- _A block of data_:
[Begin]
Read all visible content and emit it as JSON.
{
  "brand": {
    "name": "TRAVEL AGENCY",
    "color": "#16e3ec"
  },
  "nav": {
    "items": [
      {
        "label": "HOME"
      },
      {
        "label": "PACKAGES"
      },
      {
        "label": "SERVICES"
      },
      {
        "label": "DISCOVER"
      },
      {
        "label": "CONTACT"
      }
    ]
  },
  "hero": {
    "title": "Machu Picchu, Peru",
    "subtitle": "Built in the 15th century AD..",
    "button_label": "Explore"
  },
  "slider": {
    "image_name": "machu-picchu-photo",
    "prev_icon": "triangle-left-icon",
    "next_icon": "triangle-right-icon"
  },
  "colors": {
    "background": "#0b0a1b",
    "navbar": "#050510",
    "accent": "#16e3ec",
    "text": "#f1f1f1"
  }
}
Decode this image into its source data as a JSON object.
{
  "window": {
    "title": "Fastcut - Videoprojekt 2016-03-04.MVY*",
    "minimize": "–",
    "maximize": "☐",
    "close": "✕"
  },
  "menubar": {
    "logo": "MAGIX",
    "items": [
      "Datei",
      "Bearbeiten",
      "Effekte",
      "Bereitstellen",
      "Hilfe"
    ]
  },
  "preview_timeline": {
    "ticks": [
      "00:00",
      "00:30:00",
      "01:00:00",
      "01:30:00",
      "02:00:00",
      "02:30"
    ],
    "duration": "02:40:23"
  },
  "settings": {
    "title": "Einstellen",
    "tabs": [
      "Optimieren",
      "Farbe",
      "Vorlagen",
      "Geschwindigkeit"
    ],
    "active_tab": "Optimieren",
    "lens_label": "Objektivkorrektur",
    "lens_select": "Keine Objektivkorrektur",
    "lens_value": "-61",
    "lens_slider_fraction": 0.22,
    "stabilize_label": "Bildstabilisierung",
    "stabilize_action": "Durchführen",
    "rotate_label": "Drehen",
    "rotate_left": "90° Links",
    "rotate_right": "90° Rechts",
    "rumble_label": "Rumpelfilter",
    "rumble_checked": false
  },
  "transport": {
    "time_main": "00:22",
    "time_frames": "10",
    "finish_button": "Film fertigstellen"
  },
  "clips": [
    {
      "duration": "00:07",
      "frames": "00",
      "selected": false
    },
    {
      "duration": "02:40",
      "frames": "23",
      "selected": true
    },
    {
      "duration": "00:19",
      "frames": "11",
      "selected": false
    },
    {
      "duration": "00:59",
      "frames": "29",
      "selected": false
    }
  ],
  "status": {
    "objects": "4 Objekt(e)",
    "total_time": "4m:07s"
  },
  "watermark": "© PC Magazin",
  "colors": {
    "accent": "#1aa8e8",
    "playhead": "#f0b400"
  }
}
[End]
- _WORK TO DO_: Quote each line of the data above exactly as written.

- _RESULT FOR THIS TASK_:
Read all visible content and emit it as JSON.
{
  "brand": {
    "name": "TRAVEL AGENCY",
    "color": "#16e3ec"
  },
  "nav": {
    "items": [
      {
        "label": "HOME"
      },
      {
        "label": "PACKAGES"
      },
      {
        "label": "SERVICES"
      },
      {
        "label": "DISCOVER"
      },
      {
        "label": "CONTACT"
      }
    ]
  },
  "hero": {
    "title": "Machu Picchu, Peru",
    "subtitle": "Built in the 15th century AD..",
    "button_label": "Explore"
  },
  "slider": {
    "image_name": "machu-picchu-photo",
    "prev_icon": "triangle-left-icon",
    "next_icon": "triangle-right-icon"
  },
  "colors": {
    "background": "#0b0a1b",
    "navbar": "#050510",
    "accent": "#16e3ec",
    "text": "#f1f1f1"
  }
}
Decode this image into its source data as a JSON object.
{
  "window": {
    "title": "Fastcut - Videoprojekt 2016-03-04.MVY*",
    "minimize": "–",
    "maximize": "☐",
    "close": "✕"
  },
  "menubar": {
    "logo": "MAGIX",
    "items": [
      "Datei",
      "Bearbeiten",
      "Effekte",
      "Bereitstellen",
      "Hilfe"
    ]
  },
  "preview_timeline": {
    "ticks": [
      "00:00",
      "00:30:00",
      "01:00:00",
      "01:30:00",
      "02:00:00",
      "02:30"
    ],
    "duration": "02:40:23"
  },
  "settings": {
    "title": "Einstellen",
    "tabs": [
      "Optimieren",
      "Farbe",
      "Vorlagen",
      "Geschwindigkeit"
    ],
    "active_tab": "Optimieren",
    "lens_label": "Objektivkorrektur",
    "lens_select": "Keine Objektivkorrektur",
    "lens_value": "-61",
    "lens_slider_fraction": 0.22,
    "stabilize_label": "Bildstabilisierung",
    "stabilize_action": "Durchführen",
    "rotate_label": "Drehen",
    "rotate_left": "90° Links",
    "rotate_right": "90° Rechts",
    "rumble_label": "Rumpelfilter",
    "rumble_checked": false
  },
  "transport": {
    "time_main": "00:22",
    "time_frames": "10",
    "finish_button": "Film fertigstellen"
  },
  "clips": [
    {
      "duration": "00:07",
      "frames": "00",
      "selected": false
    },
    {
      "duration": "02:40",
      "frames": "23",
      "selected": true
    },
    {
      "duration": "00:19",
      "frames": "11",
      "selected": false
    },
    {
      "duration": "00:59",
      "frames": "29",
      "selected": false
    }
  ],
  "status": {
    "objects": "4 Objekt(e)",
    "total_time": "4m:07s"
  },
  "watermark": "© PC Magazin",
  "colors": {
    "accent": "#1aa8e8",
    "playhead": "#f0b400"
  }
}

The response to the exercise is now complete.